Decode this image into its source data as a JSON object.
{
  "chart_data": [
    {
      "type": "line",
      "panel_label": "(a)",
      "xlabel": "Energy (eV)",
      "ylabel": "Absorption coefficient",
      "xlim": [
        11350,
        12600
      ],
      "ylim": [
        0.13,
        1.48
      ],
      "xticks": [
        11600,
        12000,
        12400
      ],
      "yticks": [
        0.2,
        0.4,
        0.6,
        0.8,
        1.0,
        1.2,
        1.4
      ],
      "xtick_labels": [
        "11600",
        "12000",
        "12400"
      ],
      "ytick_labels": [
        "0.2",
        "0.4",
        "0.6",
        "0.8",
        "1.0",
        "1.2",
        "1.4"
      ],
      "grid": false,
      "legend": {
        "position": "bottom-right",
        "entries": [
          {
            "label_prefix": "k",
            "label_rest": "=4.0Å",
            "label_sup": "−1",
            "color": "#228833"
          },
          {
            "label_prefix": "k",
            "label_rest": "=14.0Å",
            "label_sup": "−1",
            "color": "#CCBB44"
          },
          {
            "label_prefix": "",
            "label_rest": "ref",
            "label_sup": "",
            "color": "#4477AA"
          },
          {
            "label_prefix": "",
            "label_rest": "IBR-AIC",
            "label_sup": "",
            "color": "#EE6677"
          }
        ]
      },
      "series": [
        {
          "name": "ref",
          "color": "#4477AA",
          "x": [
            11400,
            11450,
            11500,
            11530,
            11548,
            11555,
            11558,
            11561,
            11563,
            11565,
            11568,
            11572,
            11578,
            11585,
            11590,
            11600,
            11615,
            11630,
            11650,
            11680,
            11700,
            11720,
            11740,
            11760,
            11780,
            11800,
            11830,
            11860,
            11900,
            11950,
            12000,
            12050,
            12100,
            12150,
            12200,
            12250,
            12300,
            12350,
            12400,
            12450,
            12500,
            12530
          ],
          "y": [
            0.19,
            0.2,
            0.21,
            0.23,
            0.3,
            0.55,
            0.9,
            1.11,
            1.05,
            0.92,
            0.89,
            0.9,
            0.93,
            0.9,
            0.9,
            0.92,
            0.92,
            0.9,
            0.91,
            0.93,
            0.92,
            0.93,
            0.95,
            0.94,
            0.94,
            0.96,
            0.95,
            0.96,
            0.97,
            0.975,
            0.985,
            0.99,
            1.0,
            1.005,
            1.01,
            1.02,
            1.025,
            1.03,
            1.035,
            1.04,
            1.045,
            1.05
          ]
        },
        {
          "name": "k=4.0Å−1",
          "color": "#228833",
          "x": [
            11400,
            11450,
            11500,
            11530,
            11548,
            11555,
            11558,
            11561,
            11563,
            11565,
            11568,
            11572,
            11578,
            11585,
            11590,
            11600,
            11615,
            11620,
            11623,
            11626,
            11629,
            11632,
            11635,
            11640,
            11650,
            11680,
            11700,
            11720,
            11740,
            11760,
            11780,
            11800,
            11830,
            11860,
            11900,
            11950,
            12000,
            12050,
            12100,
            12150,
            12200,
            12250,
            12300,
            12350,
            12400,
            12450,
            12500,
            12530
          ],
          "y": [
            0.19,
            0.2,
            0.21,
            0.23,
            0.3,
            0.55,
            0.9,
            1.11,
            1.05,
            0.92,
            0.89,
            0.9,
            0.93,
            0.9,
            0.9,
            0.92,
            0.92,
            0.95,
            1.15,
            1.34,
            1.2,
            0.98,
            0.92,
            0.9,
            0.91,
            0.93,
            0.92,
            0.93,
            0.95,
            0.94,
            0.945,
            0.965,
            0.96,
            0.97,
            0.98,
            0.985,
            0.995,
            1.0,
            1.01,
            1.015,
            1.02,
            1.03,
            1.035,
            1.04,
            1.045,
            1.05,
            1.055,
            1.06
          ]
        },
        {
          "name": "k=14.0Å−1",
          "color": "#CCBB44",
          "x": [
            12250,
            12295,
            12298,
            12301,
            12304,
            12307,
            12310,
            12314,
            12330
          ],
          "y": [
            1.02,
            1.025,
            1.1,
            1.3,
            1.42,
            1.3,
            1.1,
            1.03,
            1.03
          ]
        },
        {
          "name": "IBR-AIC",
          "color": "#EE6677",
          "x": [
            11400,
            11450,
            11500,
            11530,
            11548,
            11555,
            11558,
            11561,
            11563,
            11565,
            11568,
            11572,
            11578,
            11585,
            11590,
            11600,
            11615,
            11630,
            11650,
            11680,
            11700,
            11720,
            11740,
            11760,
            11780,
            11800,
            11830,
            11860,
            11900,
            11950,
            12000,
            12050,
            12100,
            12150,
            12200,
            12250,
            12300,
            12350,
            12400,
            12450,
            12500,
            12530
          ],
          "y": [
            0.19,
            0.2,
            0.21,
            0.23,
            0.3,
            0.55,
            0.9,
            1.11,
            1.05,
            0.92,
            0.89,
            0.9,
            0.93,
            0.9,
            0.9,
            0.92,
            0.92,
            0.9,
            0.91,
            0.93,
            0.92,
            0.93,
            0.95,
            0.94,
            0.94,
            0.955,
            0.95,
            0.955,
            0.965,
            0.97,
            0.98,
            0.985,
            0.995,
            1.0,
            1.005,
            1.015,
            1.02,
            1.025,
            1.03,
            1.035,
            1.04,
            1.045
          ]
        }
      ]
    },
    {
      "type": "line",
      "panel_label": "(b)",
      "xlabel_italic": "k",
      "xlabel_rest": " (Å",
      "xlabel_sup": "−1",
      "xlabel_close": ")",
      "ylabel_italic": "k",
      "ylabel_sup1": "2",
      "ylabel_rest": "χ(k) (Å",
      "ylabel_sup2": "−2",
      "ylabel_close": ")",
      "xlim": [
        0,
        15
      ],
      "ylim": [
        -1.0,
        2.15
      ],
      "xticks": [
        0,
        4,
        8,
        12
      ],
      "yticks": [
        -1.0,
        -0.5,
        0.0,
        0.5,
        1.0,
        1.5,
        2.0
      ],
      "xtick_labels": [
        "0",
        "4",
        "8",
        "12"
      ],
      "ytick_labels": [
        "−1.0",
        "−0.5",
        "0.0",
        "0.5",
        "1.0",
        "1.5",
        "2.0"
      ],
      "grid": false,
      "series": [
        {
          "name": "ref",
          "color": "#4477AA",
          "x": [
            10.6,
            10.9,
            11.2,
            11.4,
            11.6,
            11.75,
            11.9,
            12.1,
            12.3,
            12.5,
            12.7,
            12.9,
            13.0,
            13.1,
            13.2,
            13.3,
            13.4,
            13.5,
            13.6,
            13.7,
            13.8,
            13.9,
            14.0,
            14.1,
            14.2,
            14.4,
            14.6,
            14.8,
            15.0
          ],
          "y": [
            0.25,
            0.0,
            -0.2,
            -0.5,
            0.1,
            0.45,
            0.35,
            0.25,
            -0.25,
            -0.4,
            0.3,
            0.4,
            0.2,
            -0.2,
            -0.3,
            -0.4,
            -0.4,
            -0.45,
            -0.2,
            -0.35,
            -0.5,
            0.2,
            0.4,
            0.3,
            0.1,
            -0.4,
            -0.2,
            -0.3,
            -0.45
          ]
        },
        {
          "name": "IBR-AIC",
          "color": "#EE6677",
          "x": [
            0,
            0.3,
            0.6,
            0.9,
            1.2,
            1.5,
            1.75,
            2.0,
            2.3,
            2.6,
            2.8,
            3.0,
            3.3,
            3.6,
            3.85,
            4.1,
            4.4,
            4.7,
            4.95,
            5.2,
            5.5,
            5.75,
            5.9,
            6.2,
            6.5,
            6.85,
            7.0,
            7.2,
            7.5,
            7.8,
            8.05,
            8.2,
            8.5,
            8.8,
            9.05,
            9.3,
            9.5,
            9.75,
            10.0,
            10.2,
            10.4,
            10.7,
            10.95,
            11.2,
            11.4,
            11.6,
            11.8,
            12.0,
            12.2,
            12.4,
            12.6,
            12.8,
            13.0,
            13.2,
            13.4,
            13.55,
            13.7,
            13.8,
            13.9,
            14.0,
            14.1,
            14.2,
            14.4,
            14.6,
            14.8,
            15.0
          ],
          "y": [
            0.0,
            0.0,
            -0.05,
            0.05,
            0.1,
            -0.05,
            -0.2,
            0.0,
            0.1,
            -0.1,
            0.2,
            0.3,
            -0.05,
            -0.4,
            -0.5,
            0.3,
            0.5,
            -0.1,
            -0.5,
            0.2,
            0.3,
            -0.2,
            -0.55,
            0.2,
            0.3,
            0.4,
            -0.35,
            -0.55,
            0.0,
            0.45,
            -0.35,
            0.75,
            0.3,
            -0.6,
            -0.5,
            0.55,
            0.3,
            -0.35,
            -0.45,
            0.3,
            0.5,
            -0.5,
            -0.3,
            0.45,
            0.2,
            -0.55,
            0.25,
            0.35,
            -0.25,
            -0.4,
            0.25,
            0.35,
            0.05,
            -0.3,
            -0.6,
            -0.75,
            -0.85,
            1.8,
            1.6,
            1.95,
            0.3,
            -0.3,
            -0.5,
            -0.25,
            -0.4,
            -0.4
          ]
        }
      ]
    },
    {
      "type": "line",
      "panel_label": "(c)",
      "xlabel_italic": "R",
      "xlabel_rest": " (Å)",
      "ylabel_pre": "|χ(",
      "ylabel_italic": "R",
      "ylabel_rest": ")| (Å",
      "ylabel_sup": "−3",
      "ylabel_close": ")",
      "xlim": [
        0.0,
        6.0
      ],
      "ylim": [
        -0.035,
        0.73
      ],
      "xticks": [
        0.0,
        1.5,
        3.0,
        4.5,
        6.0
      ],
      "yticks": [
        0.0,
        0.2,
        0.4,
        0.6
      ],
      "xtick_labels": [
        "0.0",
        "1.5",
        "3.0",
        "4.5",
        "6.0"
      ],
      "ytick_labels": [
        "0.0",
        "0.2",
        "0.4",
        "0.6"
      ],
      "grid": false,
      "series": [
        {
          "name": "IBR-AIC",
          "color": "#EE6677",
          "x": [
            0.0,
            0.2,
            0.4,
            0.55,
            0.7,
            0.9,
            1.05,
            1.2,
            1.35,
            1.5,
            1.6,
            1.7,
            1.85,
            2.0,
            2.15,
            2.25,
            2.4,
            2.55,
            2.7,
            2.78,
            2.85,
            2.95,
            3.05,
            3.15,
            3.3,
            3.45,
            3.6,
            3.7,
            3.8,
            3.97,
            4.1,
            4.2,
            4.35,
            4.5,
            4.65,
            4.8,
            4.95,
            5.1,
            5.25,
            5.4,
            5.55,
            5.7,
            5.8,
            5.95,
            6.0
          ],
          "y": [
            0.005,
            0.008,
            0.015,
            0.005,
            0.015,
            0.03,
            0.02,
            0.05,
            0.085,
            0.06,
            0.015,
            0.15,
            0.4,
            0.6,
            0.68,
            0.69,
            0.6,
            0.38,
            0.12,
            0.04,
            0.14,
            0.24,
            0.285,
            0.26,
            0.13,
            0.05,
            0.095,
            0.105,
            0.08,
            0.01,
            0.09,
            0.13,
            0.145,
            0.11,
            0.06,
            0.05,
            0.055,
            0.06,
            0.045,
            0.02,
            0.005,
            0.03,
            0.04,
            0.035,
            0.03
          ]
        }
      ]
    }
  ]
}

-----

→ Exercise directions
Count the lines above that contain the word "color", and give only that number.

→ Task solution
11